From the speech technology text below, copy word for word the part that begins with the words containing "Speech synthesizers can" and ends with "speech output quality.".
(Source text)
Speech synthesizers can make errors in any of the processing steps described above. Human ears are well-tuned to detecting these errors, but careful work by developers can minimize errors and improve the speech output quality.

=== Speech recognition ===

Speech recognition provides computers with the ability to listen to spoken language and determine what has been said. In other words, it processes audio input containing speech by converting it to text.

The major steps of a typical speech recognizer are as follows:

- Grammar design: Defines the words that may be spoken by a user and the patterns in which they may be spoken.
- Signal processing: Analyzes the spectrum (i.e., the frequency) characteristics of the incoming audio.
- Phoneme recognition: Compares the spectrum patterns to the patterns of the phonemes of the language being recognized.
- Word recognition: Compares the sequence of likely phonemes against the words and patterns of words specified by the active grammars.
- Result generation: Provides the application with information about the words the recognizer has detected in the incoming audio.
A grammar is an object in the Java Speech API that indicates what words a user is expected to say and in what patterns those words may occur. Grammars are important to speech recognizers because they constrain the recognition process. These constraints make recognition faster and more accurate because the recognizer does not have to check for bizarre sentences.
(End Source text)
(Entries shown)
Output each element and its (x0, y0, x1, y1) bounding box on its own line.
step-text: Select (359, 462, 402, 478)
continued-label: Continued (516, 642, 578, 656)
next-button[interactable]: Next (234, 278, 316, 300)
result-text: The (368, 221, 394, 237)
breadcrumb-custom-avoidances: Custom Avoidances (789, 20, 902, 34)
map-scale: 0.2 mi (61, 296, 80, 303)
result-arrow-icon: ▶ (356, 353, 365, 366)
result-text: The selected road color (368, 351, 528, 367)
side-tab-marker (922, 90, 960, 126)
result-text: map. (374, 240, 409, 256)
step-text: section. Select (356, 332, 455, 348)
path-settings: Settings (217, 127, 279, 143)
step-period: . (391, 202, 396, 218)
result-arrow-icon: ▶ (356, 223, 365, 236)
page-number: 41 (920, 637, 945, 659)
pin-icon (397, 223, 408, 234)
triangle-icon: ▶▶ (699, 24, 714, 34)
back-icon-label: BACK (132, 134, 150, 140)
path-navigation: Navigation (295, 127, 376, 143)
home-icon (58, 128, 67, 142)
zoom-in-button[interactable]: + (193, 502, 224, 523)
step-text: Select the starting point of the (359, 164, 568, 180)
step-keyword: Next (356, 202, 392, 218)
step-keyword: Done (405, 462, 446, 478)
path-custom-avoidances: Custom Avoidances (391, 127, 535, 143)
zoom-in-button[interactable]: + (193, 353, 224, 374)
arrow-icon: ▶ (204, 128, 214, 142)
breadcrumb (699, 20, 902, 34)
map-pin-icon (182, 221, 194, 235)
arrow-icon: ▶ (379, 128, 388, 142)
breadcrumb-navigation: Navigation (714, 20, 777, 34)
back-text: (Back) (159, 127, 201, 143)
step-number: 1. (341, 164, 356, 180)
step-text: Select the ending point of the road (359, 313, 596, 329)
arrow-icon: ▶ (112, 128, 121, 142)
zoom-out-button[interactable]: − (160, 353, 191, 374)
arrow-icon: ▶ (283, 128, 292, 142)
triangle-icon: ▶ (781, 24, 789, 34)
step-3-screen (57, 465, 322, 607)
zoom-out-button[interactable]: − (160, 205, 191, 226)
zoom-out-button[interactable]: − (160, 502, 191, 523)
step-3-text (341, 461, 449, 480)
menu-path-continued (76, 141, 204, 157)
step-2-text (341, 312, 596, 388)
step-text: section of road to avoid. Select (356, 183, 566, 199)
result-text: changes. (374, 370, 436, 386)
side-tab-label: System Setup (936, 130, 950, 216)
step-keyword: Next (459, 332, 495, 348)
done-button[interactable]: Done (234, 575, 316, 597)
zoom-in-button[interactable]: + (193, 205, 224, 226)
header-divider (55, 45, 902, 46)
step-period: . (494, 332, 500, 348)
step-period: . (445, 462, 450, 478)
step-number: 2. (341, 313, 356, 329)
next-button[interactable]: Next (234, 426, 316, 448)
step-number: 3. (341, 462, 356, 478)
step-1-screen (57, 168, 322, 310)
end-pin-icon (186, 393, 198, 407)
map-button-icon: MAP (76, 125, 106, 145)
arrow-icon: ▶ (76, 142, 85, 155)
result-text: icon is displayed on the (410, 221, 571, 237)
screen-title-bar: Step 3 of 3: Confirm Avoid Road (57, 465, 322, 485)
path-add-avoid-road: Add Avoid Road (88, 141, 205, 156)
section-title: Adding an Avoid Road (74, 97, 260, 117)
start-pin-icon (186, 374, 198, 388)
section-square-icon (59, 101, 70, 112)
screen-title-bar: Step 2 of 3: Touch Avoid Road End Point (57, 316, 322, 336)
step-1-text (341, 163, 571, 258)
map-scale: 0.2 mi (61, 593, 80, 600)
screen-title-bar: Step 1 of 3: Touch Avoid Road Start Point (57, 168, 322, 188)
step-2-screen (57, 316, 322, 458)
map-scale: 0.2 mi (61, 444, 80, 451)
(End Entries shown)
* _Answer section_
Speech synthesizers can make errors in any of the processing steps described above. Human ears are well-tuned to detecting these errors, but careful work by developers can minimize errors and improve the speech output quality.